Dataset excerpts:
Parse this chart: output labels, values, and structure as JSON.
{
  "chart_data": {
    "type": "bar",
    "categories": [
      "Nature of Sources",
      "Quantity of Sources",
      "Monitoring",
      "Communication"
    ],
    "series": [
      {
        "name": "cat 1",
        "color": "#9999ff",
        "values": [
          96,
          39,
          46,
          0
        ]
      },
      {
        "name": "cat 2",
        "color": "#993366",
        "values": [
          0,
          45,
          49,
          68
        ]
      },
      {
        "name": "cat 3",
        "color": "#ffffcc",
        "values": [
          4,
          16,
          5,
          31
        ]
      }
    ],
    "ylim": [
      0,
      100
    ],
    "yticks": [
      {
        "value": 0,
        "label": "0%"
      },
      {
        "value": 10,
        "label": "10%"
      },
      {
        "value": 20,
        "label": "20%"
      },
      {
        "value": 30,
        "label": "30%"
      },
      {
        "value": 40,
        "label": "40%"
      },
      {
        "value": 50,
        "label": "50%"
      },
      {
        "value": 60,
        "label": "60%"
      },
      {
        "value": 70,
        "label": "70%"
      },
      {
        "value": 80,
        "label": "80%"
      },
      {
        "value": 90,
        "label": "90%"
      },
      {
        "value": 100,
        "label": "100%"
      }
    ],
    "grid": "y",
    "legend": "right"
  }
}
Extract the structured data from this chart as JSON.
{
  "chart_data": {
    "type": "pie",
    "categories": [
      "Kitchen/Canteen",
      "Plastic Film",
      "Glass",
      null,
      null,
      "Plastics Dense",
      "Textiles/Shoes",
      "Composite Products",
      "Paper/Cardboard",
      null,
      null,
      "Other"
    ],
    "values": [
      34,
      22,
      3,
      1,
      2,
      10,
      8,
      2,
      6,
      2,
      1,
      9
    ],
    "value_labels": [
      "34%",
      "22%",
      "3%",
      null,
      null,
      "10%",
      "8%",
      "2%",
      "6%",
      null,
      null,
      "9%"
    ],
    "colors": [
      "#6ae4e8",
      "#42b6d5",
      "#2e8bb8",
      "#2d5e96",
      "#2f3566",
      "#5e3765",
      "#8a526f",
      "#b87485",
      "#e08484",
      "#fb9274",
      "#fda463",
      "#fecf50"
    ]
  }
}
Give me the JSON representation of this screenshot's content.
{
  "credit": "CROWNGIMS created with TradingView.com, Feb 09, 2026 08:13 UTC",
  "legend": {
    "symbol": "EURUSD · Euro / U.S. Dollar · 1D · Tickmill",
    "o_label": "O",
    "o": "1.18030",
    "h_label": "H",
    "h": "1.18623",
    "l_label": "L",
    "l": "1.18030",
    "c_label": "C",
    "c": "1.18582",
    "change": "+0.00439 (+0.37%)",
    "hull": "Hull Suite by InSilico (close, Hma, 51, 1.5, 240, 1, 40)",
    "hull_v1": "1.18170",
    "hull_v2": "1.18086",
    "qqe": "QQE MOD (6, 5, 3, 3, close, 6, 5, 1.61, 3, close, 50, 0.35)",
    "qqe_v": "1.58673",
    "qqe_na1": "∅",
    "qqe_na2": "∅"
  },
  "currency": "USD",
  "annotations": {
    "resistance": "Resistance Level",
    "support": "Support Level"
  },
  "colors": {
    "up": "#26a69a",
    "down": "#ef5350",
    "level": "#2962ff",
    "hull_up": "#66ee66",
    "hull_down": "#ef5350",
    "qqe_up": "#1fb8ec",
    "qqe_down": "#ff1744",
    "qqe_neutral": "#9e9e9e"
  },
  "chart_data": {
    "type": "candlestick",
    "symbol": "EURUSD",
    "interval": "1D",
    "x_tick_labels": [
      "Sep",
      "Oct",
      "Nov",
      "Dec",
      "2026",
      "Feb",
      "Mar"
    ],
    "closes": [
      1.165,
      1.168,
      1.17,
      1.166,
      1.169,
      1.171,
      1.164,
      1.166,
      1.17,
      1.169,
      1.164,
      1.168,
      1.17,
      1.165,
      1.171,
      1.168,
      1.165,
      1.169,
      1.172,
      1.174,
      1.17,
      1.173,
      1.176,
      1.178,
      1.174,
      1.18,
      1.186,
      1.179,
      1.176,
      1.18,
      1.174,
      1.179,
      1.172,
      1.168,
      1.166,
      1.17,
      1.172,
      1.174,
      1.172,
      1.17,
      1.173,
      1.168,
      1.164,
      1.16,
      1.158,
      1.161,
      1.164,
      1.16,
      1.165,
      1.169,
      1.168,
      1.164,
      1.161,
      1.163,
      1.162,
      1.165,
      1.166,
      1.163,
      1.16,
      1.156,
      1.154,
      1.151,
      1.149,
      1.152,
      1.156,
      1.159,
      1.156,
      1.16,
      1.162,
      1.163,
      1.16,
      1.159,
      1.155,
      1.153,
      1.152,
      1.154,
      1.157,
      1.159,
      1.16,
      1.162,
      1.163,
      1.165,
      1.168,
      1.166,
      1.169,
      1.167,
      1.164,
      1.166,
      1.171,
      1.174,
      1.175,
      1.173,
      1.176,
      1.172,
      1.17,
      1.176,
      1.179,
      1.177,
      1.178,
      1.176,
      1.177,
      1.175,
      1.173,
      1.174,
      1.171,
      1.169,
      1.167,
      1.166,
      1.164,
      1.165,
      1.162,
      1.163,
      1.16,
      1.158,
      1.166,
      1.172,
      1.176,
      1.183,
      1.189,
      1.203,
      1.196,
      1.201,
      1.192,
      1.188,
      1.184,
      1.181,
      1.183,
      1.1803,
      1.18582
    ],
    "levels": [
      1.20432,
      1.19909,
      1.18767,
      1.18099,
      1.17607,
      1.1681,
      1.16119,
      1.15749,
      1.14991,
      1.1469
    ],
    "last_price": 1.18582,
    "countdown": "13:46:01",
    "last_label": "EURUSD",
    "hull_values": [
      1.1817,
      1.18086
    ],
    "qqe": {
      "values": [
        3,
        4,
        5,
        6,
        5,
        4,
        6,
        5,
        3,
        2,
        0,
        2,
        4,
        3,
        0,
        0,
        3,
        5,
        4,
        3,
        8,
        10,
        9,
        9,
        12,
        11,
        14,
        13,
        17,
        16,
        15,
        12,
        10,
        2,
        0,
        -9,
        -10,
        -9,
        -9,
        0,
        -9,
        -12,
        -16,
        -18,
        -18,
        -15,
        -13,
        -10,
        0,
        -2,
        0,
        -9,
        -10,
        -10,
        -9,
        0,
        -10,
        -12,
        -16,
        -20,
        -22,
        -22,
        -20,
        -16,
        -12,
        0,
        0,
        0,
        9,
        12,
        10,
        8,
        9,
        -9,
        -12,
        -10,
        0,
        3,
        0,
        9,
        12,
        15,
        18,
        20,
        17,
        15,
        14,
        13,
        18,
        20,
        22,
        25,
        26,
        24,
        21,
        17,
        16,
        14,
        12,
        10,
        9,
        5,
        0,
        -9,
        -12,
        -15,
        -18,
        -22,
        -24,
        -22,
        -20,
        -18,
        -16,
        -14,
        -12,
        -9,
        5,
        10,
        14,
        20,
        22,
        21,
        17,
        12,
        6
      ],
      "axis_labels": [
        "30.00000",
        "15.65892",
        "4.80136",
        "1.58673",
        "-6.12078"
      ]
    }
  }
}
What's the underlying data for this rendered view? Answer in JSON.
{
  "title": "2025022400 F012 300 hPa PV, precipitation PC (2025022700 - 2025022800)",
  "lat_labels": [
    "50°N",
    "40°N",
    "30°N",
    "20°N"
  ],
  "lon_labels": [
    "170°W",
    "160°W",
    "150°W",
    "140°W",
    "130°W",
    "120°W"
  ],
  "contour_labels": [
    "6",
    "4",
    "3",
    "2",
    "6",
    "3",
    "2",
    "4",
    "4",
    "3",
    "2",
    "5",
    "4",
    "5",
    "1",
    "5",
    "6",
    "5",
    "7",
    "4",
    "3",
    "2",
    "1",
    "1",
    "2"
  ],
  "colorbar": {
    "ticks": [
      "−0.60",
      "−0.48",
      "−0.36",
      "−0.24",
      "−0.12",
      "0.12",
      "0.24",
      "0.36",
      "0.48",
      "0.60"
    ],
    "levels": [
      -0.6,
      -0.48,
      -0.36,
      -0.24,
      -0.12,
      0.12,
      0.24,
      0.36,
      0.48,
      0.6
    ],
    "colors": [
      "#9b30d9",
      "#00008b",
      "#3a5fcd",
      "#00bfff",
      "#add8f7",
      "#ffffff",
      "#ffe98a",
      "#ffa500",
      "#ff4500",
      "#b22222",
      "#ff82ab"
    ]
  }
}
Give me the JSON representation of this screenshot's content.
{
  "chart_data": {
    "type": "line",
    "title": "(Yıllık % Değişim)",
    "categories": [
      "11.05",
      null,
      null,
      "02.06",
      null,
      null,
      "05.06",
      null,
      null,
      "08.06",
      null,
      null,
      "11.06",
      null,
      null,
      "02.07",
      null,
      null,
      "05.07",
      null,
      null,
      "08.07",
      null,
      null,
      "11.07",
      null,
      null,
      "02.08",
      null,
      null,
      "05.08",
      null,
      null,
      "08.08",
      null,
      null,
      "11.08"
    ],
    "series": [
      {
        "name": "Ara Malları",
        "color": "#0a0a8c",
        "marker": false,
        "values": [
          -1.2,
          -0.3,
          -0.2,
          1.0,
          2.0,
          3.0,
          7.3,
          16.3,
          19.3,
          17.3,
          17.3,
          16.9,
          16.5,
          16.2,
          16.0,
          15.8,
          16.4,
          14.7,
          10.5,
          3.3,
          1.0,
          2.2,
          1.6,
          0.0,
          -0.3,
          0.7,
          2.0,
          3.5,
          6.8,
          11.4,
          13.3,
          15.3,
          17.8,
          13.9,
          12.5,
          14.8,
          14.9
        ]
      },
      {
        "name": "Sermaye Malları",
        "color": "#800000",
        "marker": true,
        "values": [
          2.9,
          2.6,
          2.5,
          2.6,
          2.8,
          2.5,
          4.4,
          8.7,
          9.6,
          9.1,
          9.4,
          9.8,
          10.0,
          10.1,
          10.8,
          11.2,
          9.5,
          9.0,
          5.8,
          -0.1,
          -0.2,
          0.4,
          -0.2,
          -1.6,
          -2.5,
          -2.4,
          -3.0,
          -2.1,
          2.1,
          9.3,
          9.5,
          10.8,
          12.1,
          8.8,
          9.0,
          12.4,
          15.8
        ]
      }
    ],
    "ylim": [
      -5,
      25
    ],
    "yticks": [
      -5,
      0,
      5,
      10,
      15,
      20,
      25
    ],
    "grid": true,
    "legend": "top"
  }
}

Task requirements:
Of the lines above, copy each that contains "EURUSD".

Output of the exercise:
    "symbol": "EURUSD · Euro / U.S. Dollar · 1D · Tickmill",
    "symbol": "EURUSD",
    "last_label": "EURUSD",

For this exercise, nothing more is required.